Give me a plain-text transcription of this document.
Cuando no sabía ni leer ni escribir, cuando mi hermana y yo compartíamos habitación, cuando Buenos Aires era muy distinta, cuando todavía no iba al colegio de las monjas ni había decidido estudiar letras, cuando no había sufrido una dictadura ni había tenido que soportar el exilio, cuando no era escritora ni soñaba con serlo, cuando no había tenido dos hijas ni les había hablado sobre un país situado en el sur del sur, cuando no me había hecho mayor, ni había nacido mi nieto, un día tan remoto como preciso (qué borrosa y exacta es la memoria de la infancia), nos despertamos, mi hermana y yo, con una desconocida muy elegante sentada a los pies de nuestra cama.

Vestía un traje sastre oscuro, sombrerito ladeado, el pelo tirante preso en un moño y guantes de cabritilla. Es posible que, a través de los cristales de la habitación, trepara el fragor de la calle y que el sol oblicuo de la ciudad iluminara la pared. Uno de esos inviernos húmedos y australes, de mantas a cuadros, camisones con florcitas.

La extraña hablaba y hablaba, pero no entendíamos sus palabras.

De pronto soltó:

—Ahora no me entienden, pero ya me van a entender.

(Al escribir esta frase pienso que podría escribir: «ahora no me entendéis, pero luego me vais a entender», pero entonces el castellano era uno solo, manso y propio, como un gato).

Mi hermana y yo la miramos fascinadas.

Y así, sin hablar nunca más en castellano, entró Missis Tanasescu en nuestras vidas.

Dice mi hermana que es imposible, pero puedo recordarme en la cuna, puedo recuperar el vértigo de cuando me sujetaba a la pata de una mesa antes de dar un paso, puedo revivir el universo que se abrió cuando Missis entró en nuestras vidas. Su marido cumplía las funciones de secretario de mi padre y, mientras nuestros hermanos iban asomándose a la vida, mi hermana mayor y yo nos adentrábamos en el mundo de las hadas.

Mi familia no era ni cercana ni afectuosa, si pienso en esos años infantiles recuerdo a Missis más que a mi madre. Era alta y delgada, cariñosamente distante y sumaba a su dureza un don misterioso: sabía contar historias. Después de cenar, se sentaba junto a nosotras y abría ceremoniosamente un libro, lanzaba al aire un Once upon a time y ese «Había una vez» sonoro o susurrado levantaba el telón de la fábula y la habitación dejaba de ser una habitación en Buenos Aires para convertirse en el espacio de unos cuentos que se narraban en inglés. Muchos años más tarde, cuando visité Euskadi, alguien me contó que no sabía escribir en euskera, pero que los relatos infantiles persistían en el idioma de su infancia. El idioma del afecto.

> What is expected
Filter lines by "vidas" and return each hit.

> Expected answer
Y así, sin hablar nunca más en castellano, entró Missis Tanasescu en nuestras vidas.
Dice mi hermana que es imposible, pero puedo recordarme en la cuna, puedo recuperar el vértigo de cuando me sujetaba a la pata de una mesa antes de dar un paso, puedo revivir el universo que se abrió cuando Missis entró en nuestras vidas. Su marido cumplía las funciones de secretario de mi padre y, mientras nuestros hermanos iban asomándose a la vida, mi hermana mayor y yo nos adentrábamos en el mundo de las hadas.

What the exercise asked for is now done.